> _Given problem_
Copy all of the material exactly. Pictures are not to appear in the copy.

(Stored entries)
---

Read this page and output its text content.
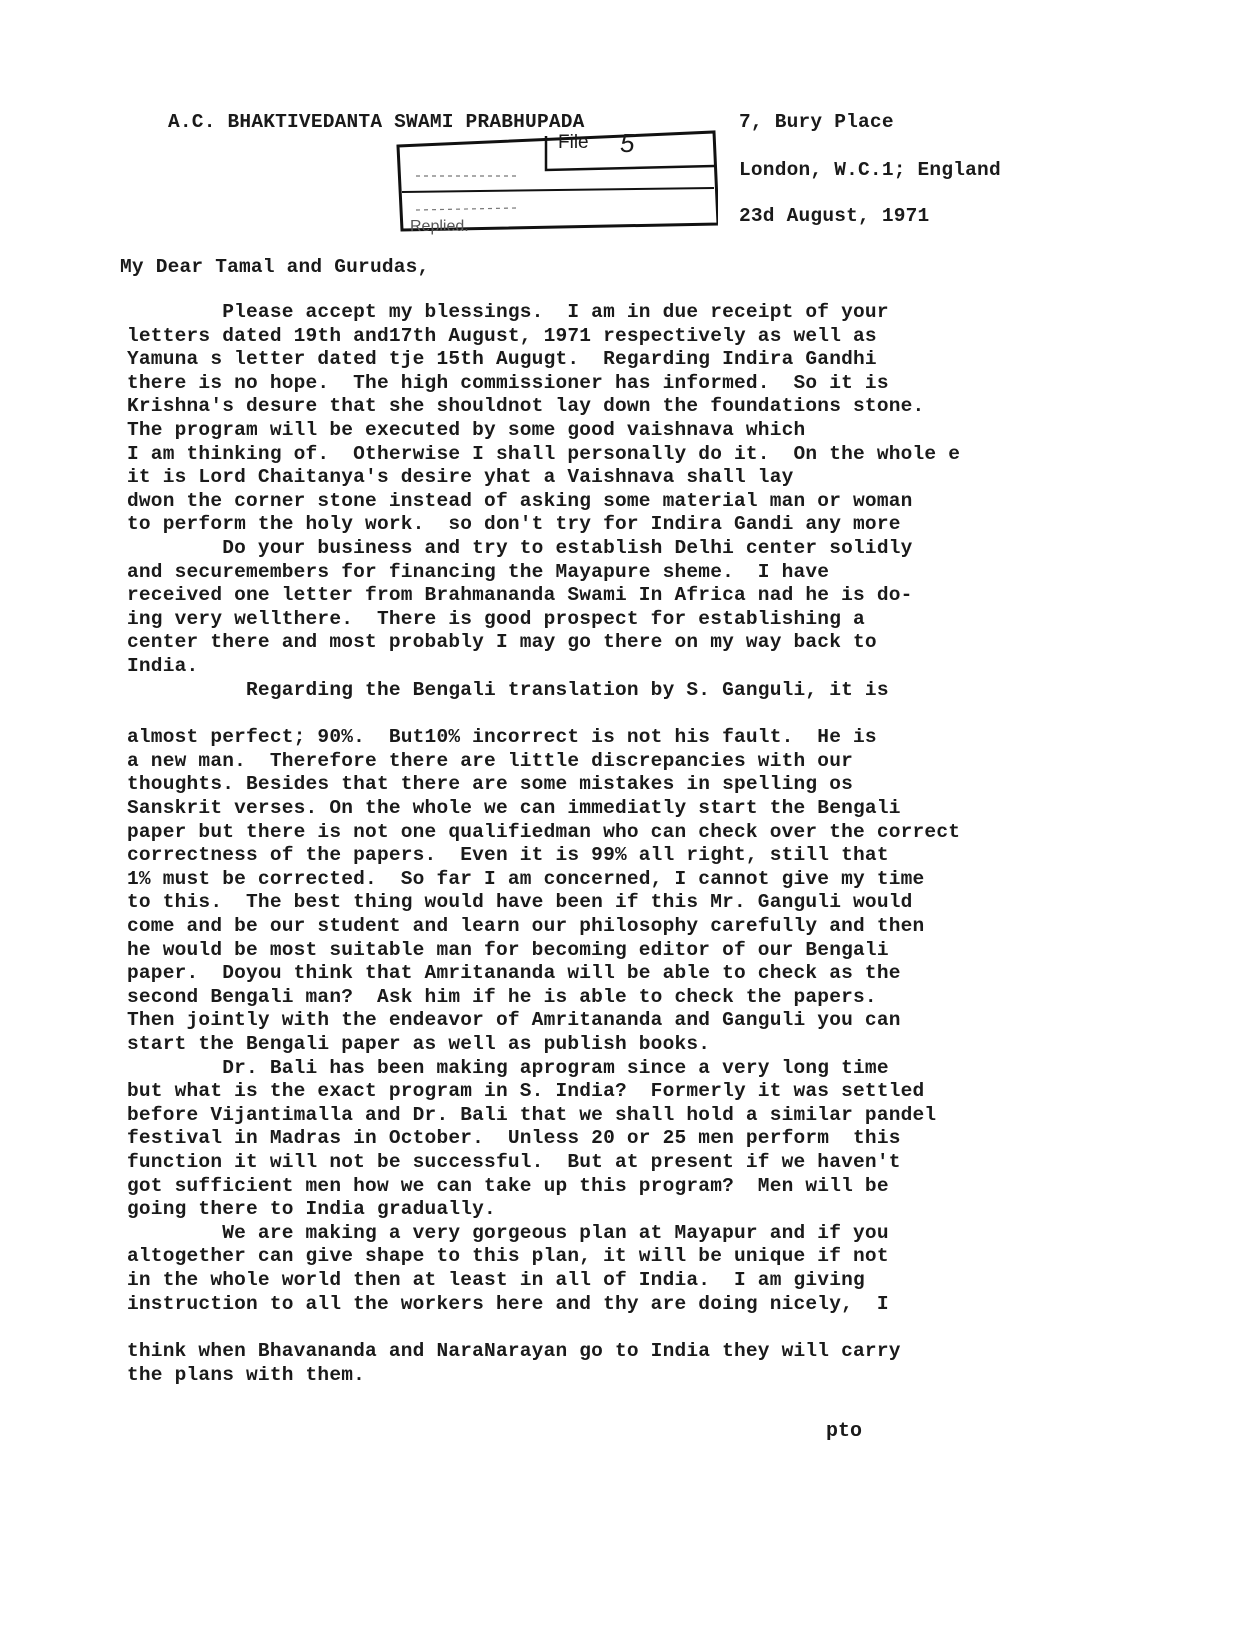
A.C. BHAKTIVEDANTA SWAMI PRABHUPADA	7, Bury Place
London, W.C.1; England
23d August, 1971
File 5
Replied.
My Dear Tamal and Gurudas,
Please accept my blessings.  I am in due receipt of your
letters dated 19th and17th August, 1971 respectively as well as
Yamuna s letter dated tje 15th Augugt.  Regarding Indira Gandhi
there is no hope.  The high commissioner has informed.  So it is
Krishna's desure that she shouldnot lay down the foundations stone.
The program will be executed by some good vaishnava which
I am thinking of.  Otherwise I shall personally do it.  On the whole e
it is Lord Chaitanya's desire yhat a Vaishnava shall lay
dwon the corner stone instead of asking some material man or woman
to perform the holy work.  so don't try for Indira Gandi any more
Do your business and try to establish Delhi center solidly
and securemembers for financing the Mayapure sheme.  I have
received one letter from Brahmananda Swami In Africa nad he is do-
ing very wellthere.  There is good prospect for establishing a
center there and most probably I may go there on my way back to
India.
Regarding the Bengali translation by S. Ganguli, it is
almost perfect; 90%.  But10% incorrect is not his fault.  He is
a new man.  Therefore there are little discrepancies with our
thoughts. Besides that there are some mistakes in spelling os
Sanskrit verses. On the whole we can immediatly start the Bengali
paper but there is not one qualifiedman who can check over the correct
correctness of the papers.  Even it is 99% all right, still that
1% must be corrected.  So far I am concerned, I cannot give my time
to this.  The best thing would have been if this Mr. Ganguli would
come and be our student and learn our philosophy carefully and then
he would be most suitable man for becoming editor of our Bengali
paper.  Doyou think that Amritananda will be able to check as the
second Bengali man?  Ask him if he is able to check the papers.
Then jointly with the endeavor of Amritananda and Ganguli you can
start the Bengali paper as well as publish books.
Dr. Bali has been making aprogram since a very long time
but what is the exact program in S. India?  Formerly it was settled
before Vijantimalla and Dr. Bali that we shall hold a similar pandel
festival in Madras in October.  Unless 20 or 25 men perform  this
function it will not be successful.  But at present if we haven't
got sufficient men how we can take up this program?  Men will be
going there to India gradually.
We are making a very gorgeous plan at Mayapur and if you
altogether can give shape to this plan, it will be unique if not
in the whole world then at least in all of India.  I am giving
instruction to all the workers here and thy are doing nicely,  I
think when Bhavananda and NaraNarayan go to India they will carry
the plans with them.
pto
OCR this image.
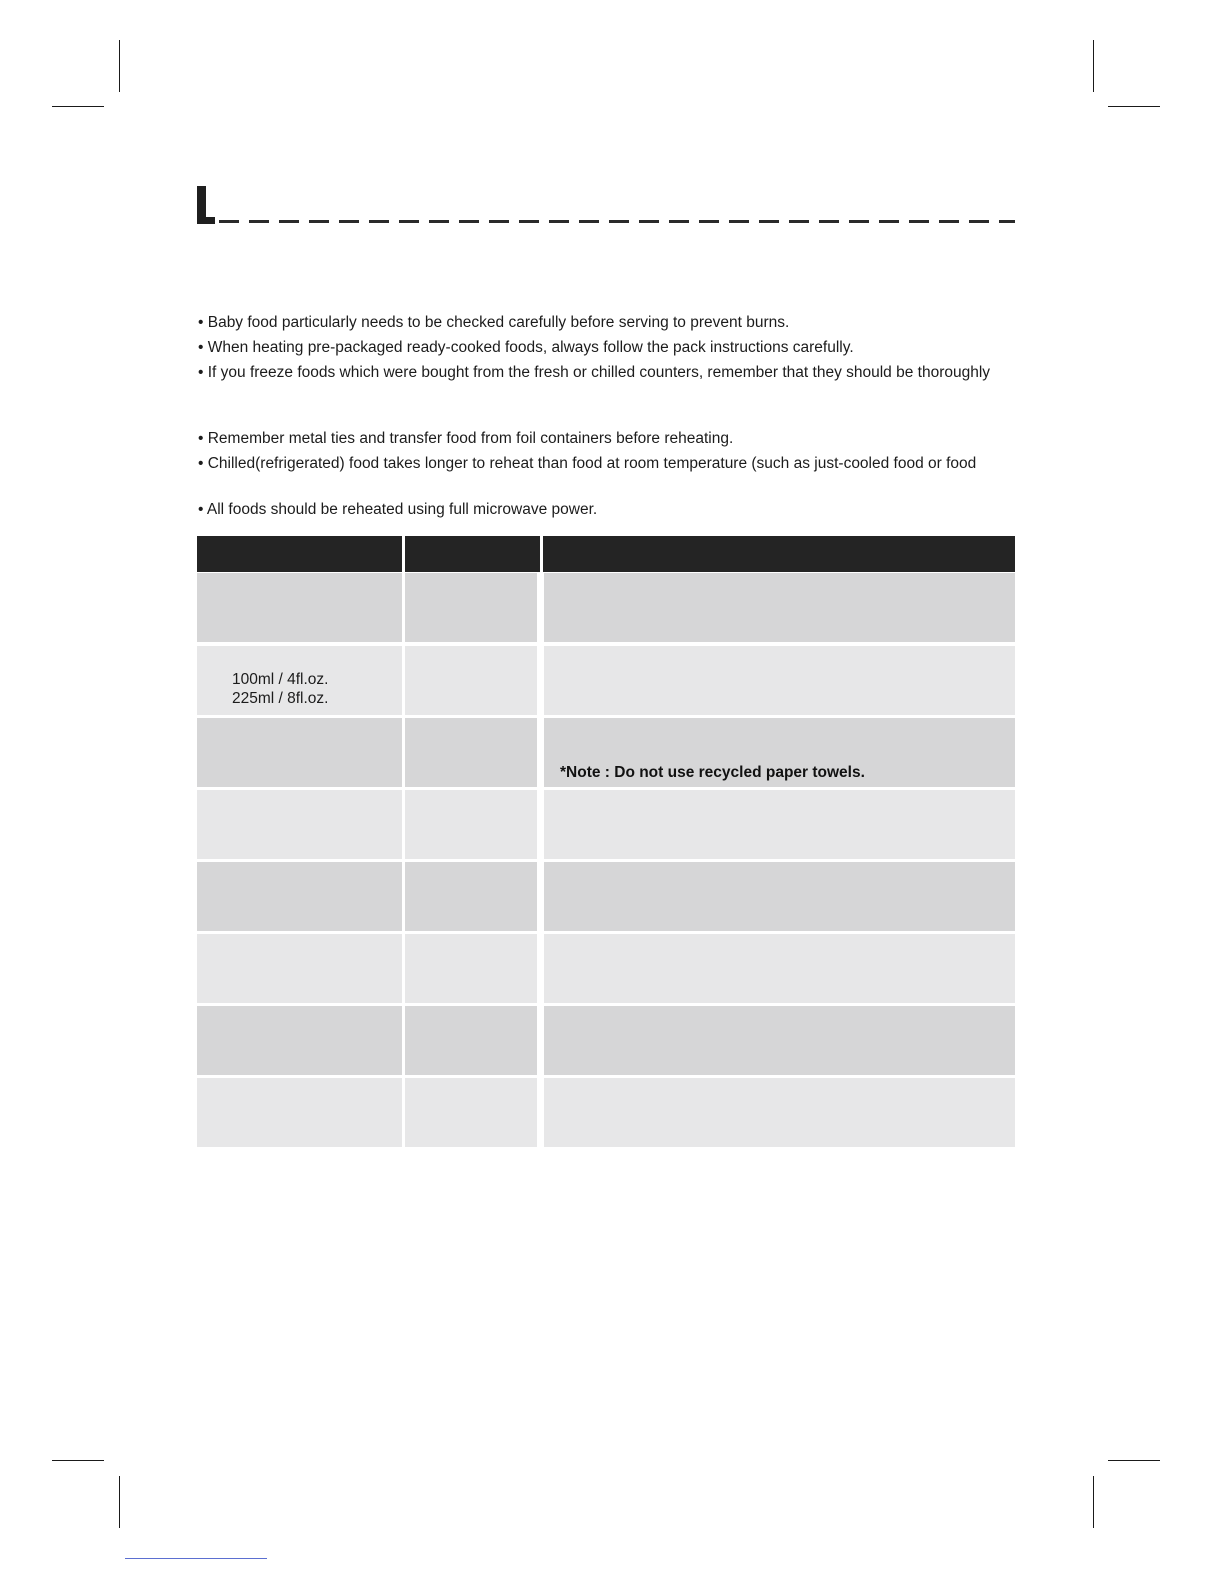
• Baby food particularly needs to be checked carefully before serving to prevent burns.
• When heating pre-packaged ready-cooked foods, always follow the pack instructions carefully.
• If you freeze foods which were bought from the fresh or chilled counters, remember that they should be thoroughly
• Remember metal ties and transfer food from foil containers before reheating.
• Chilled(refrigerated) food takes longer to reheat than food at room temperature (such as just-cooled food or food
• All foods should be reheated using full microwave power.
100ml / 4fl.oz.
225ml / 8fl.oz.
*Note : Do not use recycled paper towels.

---

> _Right answer_
Read this page and output its text content.
A.C. BHAKTIVEDANTA SWAMI PRABHUPADA	7, Bury Place
London, W.C.1; England
23d August, 1971
File 5
Replied.
My Dear Tamal and Gurudas,
Please accept my blessings.  I am in due receipt of your
letters dated 19th and17th August, 1971 respectively as well as
Yamuna s letter dated tje 15th Augugt.  Regarding Indira Gandhi
there is no hope.  The high commissioner has informed.  So it is
Krishna's desure that she shouldnot lay down the foundations stone.
The program will be executed by some good vaishnava which
I am thinking of.  Otherwise I shall personally do it.  On the whole e
it is Lord Chaitanya's desire yhat a Vaishnava shall lay
dwon the corner stone instead of asking some material man or woman
to perform the holy work.  so don't try for Indira Gandi any more
Do your business and try to establish Delhi center solidly
and securemembers for financing the Mayapure sheme.  I have
received one letter from Brahmananda Swami In Africa nad he is do-
ing very wellthere.  There is good prospect for establishing a
center there and most probably I may go there on my way back to
India.
Regarding the Bengali translation by S. Ganguli, it is
almost perfect; 90%.  But10% incorrect is not his fault.  He is
a new man.  Therefore there are little discrepancies with our
thoughts. Besides that there are some mistakes in spelling os
Sanskrit verses. On the whole we can immediatly start the Bengali
paper but there is not one qualifiedman who can check over the correct
correctness of the papers.  Even it is 99% all right, still that
1% must be corrected.  So far I am concerned, I cannot give my time
to this.  The best thing would have been if this Mr. Ganguli would
come and be our student and learn our philosophy carefully and then
he would be most suitable man for becoming editor of our Bengali
paper.  Doyou think that Amritananda will be able to check as the
second Bengali man?  Ask him if he is able to check the papers.
Then jointly with the endeavor of Amritananda and Ganguli you can
start the Bengali paper as well as publish books.
Dr. Bali has been making aprogram since a very long time
but what is the exact program in S. India?  Formerly it was settled
before Vijantimalla and Dr. Bali that we shall hold a similar pandel
festival in Madras in October.  Unless 20 or 25 men perform  this
function it will not be successful.  But at present if we haven't
got sufficient men how we can take up this program?  Men will be
going there to India gradually.
We are making a very gorgeous plan at Mayapur and if you
altogether can give shape to this plan, it will be unique if not
in the whole world then at least in all of India.  I am giving
instruction to all the workers here and thy are doing nicely,  I
think when Bhavananda and NaraNarayan go to India they will carry
the plans with them.
pto
OCR this image.
• Baby food particularly needs to be checked carefully before serving to prevent burns.
• When heating pre-packaged ready-cooked foods, always follow the pack instructions carefully.
• If you freeze foods which were bought from the fresh or chilled counters, remember that they should be thoroughly
• Remember metal ties and transfer food from foil containers before reheating.
• Chilled(refrigerated) food takes longer to reheat than food at room temperature (such as just-cooled food or food
• All foods should be reheated using full microwave power.
100ml / 4fl.oz.
225ml / 8fl.oz.
*Note : Do not use recycled paper towels.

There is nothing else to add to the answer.